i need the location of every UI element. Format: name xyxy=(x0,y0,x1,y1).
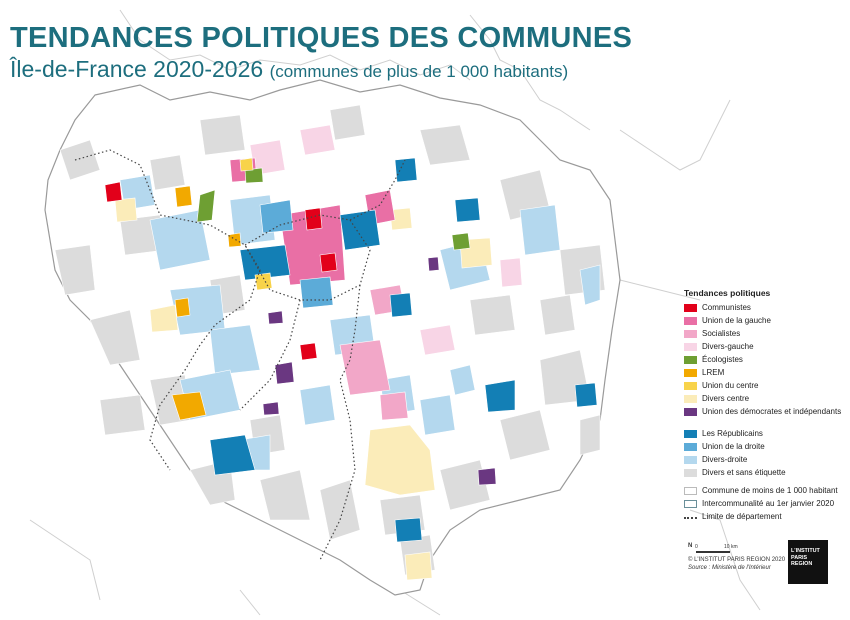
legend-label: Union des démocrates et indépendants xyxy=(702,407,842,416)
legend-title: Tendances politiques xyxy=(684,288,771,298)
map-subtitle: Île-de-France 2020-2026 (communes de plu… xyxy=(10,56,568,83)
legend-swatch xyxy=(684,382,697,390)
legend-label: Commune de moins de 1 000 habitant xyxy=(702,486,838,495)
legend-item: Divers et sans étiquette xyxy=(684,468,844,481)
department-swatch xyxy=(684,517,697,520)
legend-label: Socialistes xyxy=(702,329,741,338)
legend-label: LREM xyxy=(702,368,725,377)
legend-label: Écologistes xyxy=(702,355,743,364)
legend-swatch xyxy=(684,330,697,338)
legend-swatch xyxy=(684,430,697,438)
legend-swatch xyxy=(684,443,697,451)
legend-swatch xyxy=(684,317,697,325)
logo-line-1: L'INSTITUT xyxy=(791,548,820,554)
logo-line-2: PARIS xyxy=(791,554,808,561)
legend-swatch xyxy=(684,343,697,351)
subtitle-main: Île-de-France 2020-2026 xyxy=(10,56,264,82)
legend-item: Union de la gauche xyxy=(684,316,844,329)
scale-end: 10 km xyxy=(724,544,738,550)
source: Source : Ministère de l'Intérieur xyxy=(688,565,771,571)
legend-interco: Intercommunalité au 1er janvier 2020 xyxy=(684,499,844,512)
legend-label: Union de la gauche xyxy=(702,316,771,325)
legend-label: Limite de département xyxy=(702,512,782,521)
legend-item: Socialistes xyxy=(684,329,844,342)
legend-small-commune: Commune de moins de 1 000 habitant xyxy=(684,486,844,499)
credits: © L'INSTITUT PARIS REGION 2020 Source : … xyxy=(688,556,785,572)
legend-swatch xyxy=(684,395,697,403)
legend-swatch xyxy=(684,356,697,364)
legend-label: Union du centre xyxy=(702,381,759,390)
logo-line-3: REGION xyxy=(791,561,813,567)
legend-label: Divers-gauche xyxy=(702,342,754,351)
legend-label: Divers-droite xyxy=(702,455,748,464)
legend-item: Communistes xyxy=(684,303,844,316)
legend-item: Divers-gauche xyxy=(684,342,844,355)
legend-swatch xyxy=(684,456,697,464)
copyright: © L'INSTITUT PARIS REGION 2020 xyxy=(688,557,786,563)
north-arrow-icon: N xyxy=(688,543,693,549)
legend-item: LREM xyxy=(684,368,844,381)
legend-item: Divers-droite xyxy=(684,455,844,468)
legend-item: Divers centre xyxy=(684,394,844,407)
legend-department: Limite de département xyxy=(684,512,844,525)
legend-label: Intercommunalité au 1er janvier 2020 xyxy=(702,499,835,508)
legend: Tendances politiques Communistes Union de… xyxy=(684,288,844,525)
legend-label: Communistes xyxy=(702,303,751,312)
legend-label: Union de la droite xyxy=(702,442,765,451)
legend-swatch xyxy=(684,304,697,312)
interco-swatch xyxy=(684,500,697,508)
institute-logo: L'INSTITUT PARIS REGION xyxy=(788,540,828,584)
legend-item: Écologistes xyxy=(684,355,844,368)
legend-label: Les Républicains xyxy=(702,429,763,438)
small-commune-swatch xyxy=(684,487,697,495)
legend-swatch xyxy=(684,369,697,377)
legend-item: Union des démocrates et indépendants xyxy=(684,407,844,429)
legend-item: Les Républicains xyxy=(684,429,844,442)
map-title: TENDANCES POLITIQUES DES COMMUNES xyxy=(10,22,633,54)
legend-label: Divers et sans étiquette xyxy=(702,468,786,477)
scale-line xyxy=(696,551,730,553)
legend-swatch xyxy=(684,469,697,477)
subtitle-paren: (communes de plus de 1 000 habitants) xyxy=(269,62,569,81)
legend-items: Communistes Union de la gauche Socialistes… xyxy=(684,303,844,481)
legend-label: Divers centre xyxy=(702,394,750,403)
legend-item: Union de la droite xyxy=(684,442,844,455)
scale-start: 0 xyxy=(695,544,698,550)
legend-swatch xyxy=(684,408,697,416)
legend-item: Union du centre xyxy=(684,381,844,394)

#### Directive
Rewrite all of the data above, replacing every "legend-swatch" with "color-chip" and keeping everything else the same. Leave the pictures out.

#### Expected output
i need the location of every UI element. Format: name xyxy=(x0,y0,x1,y1).
legend-label: Union des démocrates et indépendants xyxy=(702,407,842,416)
legend-title: Tendances politiques xyxy=(684,288,771,298)
map-subtitle: Île-de-France 2020-2026 (communes de plu… xyxy=(10,56,568,83)
color-chip xyxy=(684,382,697,390)
legend-label: Commune de moins de 1 000 habitant xyxy=(702,486,838,495)
legend-item: Divers et sans étiquette xyxy=(684,468,844,481)
department-swatch xyxy=(684,517,697,520)
legend-label: Socialistes xyxy=(702,329,741,338)
legend-label: LREM xyxy=(702,368,725,377)
legend-label: Écologistes xyxy=(702,355,743,364)
color-chip xyxy=(684,330,697,338)
color-chip xyxy=(684,430,697,438)
color-chip xyxy=(684,443,697,451)
color-chip xyxy=(684,317,697,325)
logo-line-1: L'INSTITUT xyxy=(791,548,820,554)
logo-line-2: PARIS xyxy=(791,554,808,561)
color-chip xyxy=(684,343,697,351)
subtitle-main: Île-de-France 2020-2026 xyxy=(10,56,264,82)
legend-item: Union de la gauche xyxy=(684,316,844,329)
scale-end: 10 km xyxy=(724,544,738,550)
source: Source : Ministère de l'Intérieur xyxy=(688,565,771,571)
legend-interco: Intercommunalité au 1er janvier 2020 xyxy=(684,499,844,512)
legend-label: Union de la gauche xyxy=(702,316,771,325)
legend-label: Limite de département xyxy=(702,512,782,521)
legend-item: Socialistes xyxy=(684,329,844,342)
legend-small-commune: Commune de moins de 1 000 habitant xyxy=(684,486,844,499)
credits: © L'INSTITUT PARIS REGION 2020 Source : … xyxy=(688,556,785,572)
color-chip xyxy=(684,395,697,403)
color-chip xyxy=(684,356,697,364)
legend-label: Union du centre xyxy=(702,381,759,390)
logo-line-3: REGION xyxy=(791,561,813,567)
legend-label: Divers-gauche xyxy=(702,342,754,351)
legend-label: Divers-droite xyxy=(702,455,748,464)
legend-item: Communistes xyxy=(684,303,844,316)
legend-item: Divers-gauche xyxy=(684,342,844,355)
color-chip xyxy=(684,456,697,464)
copyright: © L'INSTITUT PARIS REGION 2020 xyxy=(688,557,786,563)
north-arrow-icon: N xyxy=(688,543,693,549)
legend-item: LREM xyxy=(684,368,844,381)
legend-item: Divers-droite xyxy=(684,455,844,468)
legend-item: Divers centre xyxy=(684,394,844,407)
legend-department: Limite de département xyxy=(684,512,844,525)
legend-label: Intercommunalité au 1er janvier 2020 xyxy=(702,499,835,508)
legend: Tendances politiques Communistes Union de… xyxy=(684,288,844,525)
legend-label: Communistes xyxy=(702,303,751,312)
legend-label: Union de la droite xyxy=(702,442,765,451)
color-chip xyxy=(684,304,697,312)
interco-swatch xyxy=(684,500,697,508)
institute-logo: L'INSTITUT PARIS REGION xyxy=(788,540,828,584)
legend-item: Écologistes xyxy=(684,355,844,368)
legend-label: Les Républicains xyxy=(702,429,763,438)
small-commune-swatch xyxy=(684,487,697,495)
color-chip xyxy=(684,369,697,377)
legend-item: Union des démocrates et indépendants xyxy=(684,407,844,429)
legend-item: Les Républicains xyxy=(684,429,844,442)
map-title: TENDANCES POLITIQUES DES COMMUNES xyxy=(10,22,633,54)
legend-label: Divers et sans étiquette xyxy=(702,468,786,477)
scale-line xyxy=(696,551,730,553)
color-chip xyxy=(684,469,697,477)
subtitle-paren: (communes de plus de 1 000 habitants) xyxy=(269,62,569,81)
legend-items: Communistes Union de la gauche Socialistes… xyxy=(684,303,844,481)
legend-label: Divers centre xyxy=(702,394,750,403)
legend-item: Union de la droite xyxy=(684,442,844,455)
scale-start: 0 xyxy=(695,544,698,550)
color-chip xyxy=(684,408,697,416)
legend-item: Union du centre xyxy=(684,381,844,394)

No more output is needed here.